**CHALLENGE**
Write out the listing below exactly, and omit any images you find in it.

[Collected data]
- - - - - - -

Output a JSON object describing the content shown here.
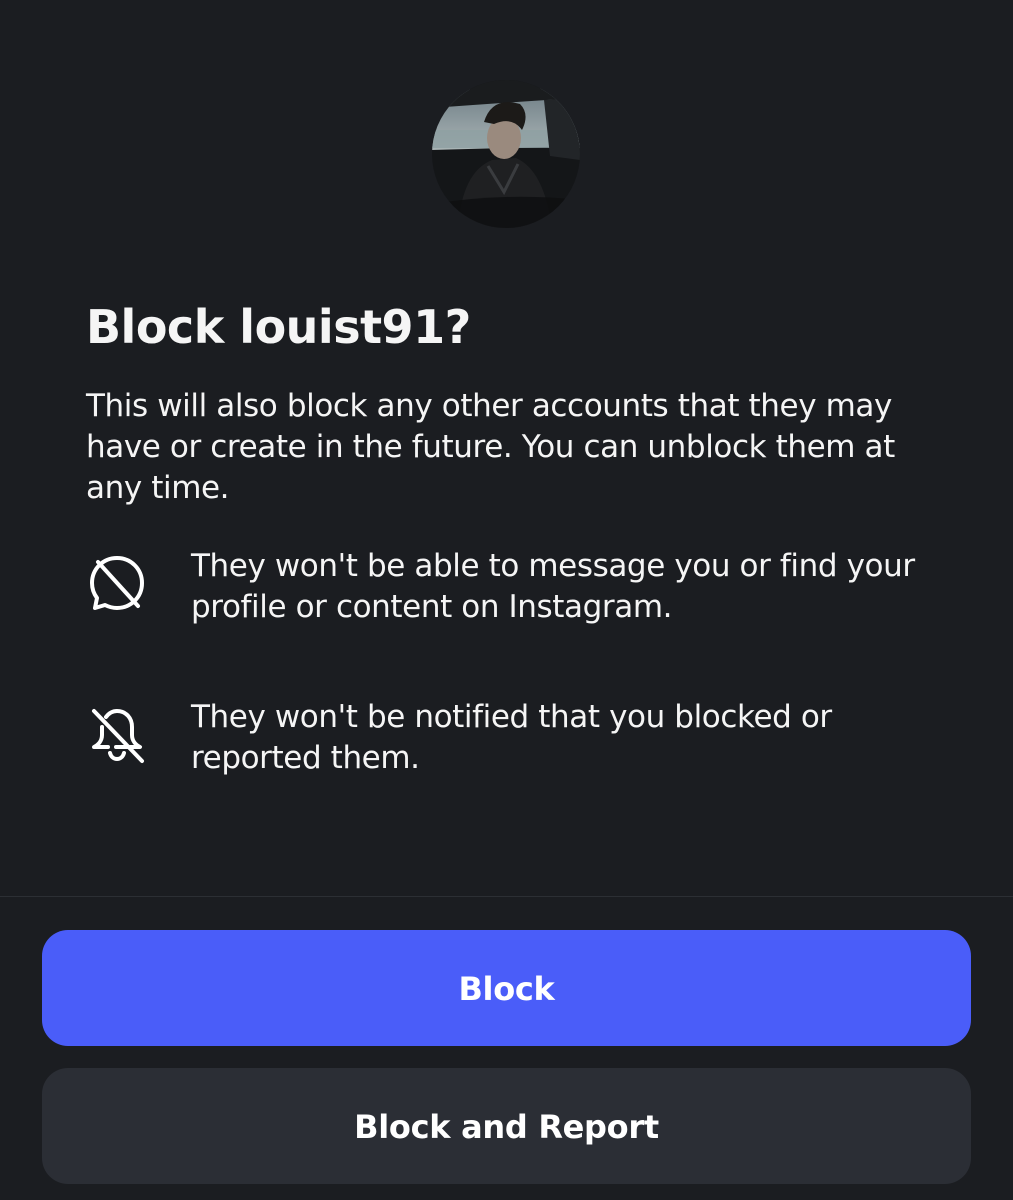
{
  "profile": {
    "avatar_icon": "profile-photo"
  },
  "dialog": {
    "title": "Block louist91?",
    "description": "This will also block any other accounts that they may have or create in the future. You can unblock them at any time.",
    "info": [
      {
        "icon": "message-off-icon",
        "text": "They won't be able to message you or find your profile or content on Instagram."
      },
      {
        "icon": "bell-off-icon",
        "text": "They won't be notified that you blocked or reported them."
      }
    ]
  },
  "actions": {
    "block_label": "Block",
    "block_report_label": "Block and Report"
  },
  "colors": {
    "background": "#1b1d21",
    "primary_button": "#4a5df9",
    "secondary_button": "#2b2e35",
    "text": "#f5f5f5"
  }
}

- - - - - - -

**THE COMPLETED TASK**
Output a JSON object describing the content shown here.
{
  "profile": {
    "avatar_icon": "profile-photo"
  },
  "dialog": {
    "title": "Block louist91?",
    "description": "This will also block any other accounts that they may have or create in the future. You can unblock them at any time.",
    "info": [
      {
        "icon": "message-off-icon",
        "text": "They won't be able to message you or find your profile or content on Instagram."
      },
      {
        "icon": "bell-off-icon",
        "text": "They won't be notified that you blocked or reported them."
      }
    ]
  },
  "actions": {
    "block_label": "Block",
    "block_report_label": "Block and Report"
  },
  "colors": {
    "background": "#1b1d21",
    "primary_button": "#4a5df9",
    "secondary_button": "#2b2e35",
    "text": "#f5f5f5"
  }
}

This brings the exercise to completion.